* [Stated exercise]
Find the string "color" in the entries and copy each line that has it.

* [Input rows]
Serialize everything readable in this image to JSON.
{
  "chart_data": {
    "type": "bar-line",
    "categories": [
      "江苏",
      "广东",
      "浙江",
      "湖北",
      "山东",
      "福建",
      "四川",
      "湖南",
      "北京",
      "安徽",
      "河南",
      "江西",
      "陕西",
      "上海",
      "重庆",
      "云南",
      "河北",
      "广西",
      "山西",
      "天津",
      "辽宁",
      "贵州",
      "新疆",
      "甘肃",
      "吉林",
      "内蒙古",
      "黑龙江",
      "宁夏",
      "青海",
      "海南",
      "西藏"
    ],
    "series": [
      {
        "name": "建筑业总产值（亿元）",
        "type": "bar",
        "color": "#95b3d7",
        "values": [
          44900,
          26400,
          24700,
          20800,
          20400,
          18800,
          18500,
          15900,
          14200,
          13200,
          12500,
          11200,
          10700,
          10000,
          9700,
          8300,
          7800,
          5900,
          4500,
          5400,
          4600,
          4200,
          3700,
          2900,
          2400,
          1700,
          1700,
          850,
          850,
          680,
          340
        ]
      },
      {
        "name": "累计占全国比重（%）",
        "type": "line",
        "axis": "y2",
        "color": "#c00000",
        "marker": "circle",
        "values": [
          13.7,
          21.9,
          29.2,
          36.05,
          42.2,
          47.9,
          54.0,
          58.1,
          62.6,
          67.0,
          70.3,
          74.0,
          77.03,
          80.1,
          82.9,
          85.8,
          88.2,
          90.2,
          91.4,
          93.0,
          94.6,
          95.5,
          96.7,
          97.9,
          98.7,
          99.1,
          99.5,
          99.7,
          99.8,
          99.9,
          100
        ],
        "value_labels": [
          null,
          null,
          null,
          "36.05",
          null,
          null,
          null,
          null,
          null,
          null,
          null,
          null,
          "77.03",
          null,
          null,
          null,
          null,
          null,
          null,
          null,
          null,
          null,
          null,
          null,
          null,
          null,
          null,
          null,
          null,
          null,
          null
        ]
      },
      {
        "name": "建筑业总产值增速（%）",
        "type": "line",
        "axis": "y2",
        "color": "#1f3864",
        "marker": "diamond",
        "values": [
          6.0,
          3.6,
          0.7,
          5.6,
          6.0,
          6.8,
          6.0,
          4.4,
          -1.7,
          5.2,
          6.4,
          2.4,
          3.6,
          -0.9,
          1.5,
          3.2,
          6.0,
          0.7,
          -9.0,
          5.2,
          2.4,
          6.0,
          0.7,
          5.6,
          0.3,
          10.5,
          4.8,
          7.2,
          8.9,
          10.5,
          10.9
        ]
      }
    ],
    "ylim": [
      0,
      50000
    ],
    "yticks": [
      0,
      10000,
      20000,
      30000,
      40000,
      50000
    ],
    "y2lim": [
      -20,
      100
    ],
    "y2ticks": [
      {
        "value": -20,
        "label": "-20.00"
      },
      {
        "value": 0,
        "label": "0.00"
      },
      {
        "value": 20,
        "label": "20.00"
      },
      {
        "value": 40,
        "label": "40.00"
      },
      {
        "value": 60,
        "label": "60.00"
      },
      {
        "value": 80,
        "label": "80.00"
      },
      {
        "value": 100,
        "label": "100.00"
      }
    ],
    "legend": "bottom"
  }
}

* [Reply to the exercise]
        "color": "#95b3d7",
        "color": "#c00000",
        "color": "#1f3864",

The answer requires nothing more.